[Item position entries]

begin

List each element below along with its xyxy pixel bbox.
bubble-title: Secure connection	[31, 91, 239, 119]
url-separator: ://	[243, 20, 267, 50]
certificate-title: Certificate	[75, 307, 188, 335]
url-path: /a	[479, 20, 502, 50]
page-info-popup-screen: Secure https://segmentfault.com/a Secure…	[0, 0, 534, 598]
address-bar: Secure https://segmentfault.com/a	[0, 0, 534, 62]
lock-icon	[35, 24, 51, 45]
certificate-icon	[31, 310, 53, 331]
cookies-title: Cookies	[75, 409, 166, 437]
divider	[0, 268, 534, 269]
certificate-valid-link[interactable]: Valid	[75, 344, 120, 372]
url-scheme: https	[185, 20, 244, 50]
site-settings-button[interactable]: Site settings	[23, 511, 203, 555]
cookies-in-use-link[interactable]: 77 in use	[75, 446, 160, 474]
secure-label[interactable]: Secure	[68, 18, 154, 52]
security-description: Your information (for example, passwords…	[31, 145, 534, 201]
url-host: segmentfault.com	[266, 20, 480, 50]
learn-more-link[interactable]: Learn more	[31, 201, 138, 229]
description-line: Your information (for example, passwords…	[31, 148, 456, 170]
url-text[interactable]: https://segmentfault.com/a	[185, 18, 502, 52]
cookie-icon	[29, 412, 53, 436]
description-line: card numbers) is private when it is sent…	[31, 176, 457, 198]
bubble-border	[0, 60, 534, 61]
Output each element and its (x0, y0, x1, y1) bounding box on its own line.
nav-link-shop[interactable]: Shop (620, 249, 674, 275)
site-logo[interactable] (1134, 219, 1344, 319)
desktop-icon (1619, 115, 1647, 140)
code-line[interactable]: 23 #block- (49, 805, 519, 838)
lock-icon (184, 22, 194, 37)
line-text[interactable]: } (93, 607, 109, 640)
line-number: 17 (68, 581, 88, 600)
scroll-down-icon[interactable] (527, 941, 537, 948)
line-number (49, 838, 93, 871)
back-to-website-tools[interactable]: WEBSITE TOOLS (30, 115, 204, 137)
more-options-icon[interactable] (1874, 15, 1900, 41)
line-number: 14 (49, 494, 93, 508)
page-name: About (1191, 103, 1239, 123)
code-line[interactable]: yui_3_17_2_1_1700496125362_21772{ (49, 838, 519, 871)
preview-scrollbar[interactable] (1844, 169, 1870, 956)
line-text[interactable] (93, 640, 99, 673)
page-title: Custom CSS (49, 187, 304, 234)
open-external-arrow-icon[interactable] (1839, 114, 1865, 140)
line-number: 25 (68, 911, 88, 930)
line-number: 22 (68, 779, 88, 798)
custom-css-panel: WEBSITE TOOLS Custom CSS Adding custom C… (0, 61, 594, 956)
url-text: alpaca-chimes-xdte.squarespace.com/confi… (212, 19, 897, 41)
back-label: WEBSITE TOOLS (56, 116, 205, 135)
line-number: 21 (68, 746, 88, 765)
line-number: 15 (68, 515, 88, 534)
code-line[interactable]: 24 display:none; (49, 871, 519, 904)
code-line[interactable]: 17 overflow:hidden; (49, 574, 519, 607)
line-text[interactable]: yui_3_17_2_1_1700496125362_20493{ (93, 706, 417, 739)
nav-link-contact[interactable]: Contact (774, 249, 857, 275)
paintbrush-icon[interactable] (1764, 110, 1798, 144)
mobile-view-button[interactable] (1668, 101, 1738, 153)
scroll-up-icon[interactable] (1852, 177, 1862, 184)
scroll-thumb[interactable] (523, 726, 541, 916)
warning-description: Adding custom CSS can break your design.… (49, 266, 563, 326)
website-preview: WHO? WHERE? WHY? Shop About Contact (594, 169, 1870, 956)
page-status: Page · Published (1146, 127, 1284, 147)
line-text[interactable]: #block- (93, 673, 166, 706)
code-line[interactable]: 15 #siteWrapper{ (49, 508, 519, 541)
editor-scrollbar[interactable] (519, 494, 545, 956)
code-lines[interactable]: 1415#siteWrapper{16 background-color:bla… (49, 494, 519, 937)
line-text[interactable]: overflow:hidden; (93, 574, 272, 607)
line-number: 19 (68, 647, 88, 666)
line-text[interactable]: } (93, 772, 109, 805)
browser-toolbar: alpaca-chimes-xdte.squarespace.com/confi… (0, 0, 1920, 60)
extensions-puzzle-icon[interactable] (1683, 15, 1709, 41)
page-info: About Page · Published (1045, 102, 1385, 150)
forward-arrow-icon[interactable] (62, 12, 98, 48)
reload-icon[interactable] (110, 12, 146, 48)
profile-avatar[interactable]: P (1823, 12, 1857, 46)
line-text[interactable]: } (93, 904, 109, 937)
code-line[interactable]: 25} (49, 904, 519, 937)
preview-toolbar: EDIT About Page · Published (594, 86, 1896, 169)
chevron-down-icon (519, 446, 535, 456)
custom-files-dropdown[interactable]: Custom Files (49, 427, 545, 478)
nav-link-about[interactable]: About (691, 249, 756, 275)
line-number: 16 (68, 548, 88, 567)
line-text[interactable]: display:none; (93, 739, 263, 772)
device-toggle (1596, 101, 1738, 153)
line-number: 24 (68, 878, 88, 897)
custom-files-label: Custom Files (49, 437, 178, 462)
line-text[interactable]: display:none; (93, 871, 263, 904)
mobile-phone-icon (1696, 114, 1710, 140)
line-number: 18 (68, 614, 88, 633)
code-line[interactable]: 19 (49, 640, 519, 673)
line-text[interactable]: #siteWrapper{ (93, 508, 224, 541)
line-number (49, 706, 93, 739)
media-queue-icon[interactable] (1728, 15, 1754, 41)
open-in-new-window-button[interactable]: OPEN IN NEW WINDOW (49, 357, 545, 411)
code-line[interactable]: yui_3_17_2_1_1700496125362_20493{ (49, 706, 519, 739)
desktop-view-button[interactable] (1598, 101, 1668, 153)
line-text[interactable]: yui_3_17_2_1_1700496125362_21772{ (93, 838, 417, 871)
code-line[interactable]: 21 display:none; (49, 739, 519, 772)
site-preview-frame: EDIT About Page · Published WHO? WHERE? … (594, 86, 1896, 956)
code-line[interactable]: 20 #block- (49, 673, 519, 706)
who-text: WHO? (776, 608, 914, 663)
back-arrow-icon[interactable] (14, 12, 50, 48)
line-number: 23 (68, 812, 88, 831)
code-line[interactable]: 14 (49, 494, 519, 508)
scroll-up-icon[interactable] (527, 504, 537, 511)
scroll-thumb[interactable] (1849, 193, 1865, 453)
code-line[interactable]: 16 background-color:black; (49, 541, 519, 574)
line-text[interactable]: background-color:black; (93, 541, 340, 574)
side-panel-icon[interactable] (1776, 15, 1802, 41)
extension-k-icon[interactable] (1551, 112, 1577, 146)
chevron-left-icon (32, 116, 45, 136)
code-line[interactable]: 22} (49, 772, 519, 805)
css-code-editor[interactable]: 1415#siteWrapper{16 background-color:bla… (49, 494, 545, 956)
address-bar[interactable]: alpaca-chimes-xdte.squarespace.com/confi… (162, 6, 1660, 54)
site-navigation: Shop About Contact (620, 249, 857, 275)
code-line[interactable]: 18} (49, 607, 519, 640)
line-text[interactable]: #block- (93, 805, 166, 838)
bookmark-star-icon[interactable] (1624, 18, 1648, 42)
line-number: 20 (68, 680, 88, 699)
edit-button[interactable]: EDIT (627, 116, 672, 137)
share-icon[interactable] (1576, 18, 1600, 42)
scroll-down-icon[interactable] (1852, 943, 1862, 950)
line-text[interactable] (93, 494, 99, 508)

end

Can you rewrite the listing above with every "lock-icon" changed to "padlock-icon" and nothing else altered?

Answer to the exercise:
List each element below along with its xyxy pixel bbox.
bubble-title: Secure connection	[31, 91, 239, 119]
url-separator: ://	[243, 20, 267, 50]
certificate-title: Certificate	[75, 307, 188, 335]
url-path: /a	[479, 20, 502, 50]
page-info-popup-screen: Secure https://segmentfault.com/a Secure…	[0, 0, 534, 598]
address-bar: Secure https://segmentfault.com/a	[0, 0, 534, 62]
padlock-icon	[35, 24, 51, 45]
certificate-icon	[31, 310, 53, 331]
cookies-title: Cookies	[75, 409, 166, 437]
divider	[0, 268, 534, 269]
certificate-valid-link[interactable]: Valid	[75, 344, 120, 372]
url-scheme: https	[185, 20, 244, 50]
site-settings-button[interactable]: Site settings	[23, 511, 203, 555]
cookies-in-use-link[interactable]: 77 in use	[75, 446, 160, 474]
secure-label[interactable]: Secure	[68, 18, 154, 52]
security-description: Your information (for example, passwords…	[31, 145, 534, 201]
url-host: segmentfault.com	[266, 20, 480, 50]
learn-more-link[interactable]: Learn more	[31, 201, 138, 229]
description-line: Your information (for example, passwords…	[31, 148, 456, 170]
url-text[interactable]: https://segmentfault.com/a	[185, 18, 502, 52]
cookie-icon	[29, 412, 53, 436]
description-line: card numbers) is private when it is sent…	[31, 176, 457, 198]
bubble-border	[0, 60, 534, 61]
Output each element and its (x0, y0, x1, y1) bounding box on its own line.
nav-link-shop[interactable]: Shop (620, 249, 674, 275)
site-logo[interactable] (1134, 219, 1344, 319)
desktop-icon (1619, 115, 1647, 140)
code-line[interactable]: 23 #block- (49, 805, 519, 838)
padlock-icon (184, 22, 194, 37)
line-text[interactable]: } (93, 607, 109, 640)
line-number: 17 (68, 581, 88, 600)
scroll-down-icon[interactable] (527, 941, 537, 948)
line-number (49, 838, 93, 871)
back-to-website-tools[interactable]: WEBSITE TOOLS (30, 115, 204, 137)
more-options-icon[interactable] (1874, 15, 1900, 41)
line-number: 14 (49, 494, 93, 508)
page-name: About (1191, 103, 1239, 123)
code-line[interactable]: yui_3_17_2_1_1700496125362_21772{ (49, 838, 519, 871)
preview-scrollbar[interactable] (1844, 169, 1870, 956)
line-text[interactable] (93, 640, 99, 673)
page-title: Custom CSS (49, 187, 304, 234)
open-external-arrow-icon[interactable] (1839, 114, 1865, 140)
line-number: 25 (68, 911, 88, 930)
line-number: 22 (68, 779, 88, 798)
custom-css-panel: WEBSITE TOOLS Custom CSS Adding custom C… (0, 61, 594, 956)
url-text: alpaca-chimes-xdte.squarespace.com/confi… (212, 19, 897, 41)
back-label: WEBSITE TOOLS (56, 116, 205, 135)
line-number: 21 (68, 746, 88, 765)
line-number: 15 (68, 515, 88, 534)
code-line[interactable]: 24 display:none; (49, 871, 519, 904)
code-line[interactable]: 17 overflow:hidden; (49, 574, 519, 607)
line-text[interactable]: yui_3_17_2_1_1700496125362_20493{ (93, 706, 417, 739)
nav-link-contact[interactable]: Contact (774, 249, 857, 275)
paintbrush-icon[interactable] (1764, 110, 1798, 144)
mobile-view-button[interactable] (1668, 101, 1738, 153)
scroll-up-icon[interactable] (1852, 177, 1862, 184)
scroll-thumb[interactable] (523, 726, 541, 916)
warning-description: Adding custom CSS can break your design.… (49, 266, 563, 326)
website-preview: WHO? WHERE? WHY? Shop About Contact (594, 169, 1870, 956)
page-status: Page · Published (1146, 127, 1284, 147)
line-text[interactable]: #block- (93, 673, 166, 706)
code-line[interactable]: 15 #siteWrapper{ (49, 508, 519, 541)
editor-scrollbar[interactable] (519, 494, 545, 956)
code-lines[interactable]: 1415#siteWrapper{16 background-color:bla… (49, 494, 519, 937)
line-text[interactable]: overflow:hidden; (93, 574, 272, 607)
line-number: 19 (68, 647, 88, 666)
line-text[interactable]: } (93, 772, 109, 805)
browser-toolbar: alpaca-chimes-xdte.squarespace.com/confi… (0, 0, 1920, 60)
extensions-puzzle-icon[interactable] (1683, 15, 1709, 41)
page-info: About Page · Published (1045, 102, 1385, 150)
forward-arrow-icon[interactable] (62, 12, 98, 48)
reload-icon[interactable] (110, 12, 146, 48)
profile-avatar[interactable]: P (1823, 12, 1857, 46)
line-text[interactable]: } (93, 904, 109, 937)
code-line[interactable]: 25} (49, 904, 519, 937)
preview-toolbar: EDIT About Page · Published (594, 86, 1896, 169)
chevron-down-icon (519, 446, 535, 456)
custom-files-dropdown[interactable]: Custom Files (49, 427, 545, 478)
nav-link-about[interactable]: About (691, 249, 756, 275)
line-number: 16 (68, 548, 88, 567)
line-text[interactable]: display:none; (93, 739, 263, 772)
device-toggle (1596, 101, 1738, 153)
line-number: 24 (68, 878, 88, 897)
custom-files-label: Custom Files (49, 437, 178, 462)
line-text[interactable]: display:none; (93, 871, 263, 904)
mobile-phone-icon (1696, 114, 1710, 140)
line-number: 18 (68, 614, 88, 633)
code-line[interactable]: 19 (49, 640, 519, 673)
line-text[interactable]: #siteWrapper{ (93, 508, 224, 541)
line-number (49, 706, 93, 739)
media-queue-icon[interactable] (1728, 15, 1754, 41)
open-in-new-window-button[interactable]: OPEN IN NEW WINDOW (49, 357, 545, 411)
code-line[interactable]: yui_3_17_2_1_1700496125362_20493{ (49, 706, 519, 739)
desktop-view-button[interactable] (1598, 101, 1668, 153)
line-text[interactable]: yui_3_17_2_1_1700496125362_21772{ (93, 838, 417, 871)
code-line[interactable]: 21 display:none; (49, 739, 519, 772)
site-preview-frame: EDIT About Page · Published WHO? WHERE? … (594, 86, 1896, 956)
code-line[interactable]: 20 #block- (49, 673, 519, 706)
who-text: WHO? (776, 608, 914, 663)
back-arrow-icon[interactable] (14, 12, 50, 48)
line-number: 23 (68, 812, 88, 831)
code-line[interactable]: 14 (49, 494, 519, 508)
scroll-up-icon[interactable] (527, 504, 537, 511)
scroll-thumb[interactable] (1849, 193, 1865, 453)
code-line[interactable]: 16 background-color:black; (49, 541, 519, 574)
line-text[interactable]: background-color:black; (93, 541, 340, 574)
side-panel-icon[interactable] (1776, 15, 1802, 41)
extension-k-icon[interactable] (1551, 112, 1577, 146)
chevron-left-icon (32, 116, 45, 136)
code-line[interactable]: 22} (49, 772, 519, 805)
css-code-editor[interactable]: 1415#siteWrapper{16 background-color:bla… (49, 494, 545, 956)
address-bar[interactable]: alpaca-chimes-xdte.squarespace.com/confi… (162, 6, 1660, 54)
site-navigation: Shop About Contact (620, 249, 857, 275)
code-line[interactable]: 18} (49, 607, 519, 640)
line-text[interactable]: #block- (93, 805, 166, 838)
bookmark-star-icon[interactable] (1624, 18, 1648, 42)
line-number: 20 (68, 680, 88, 699)
edit-button[interactable]: EDIT (627, 116, 672, 137)
share-icon[interactable] (1576, 18, 1600, 42)
scroll-down-icon[interactable] (1852, 943, 1862, 950)
line-text[interactable] (93, 494, 99, 508)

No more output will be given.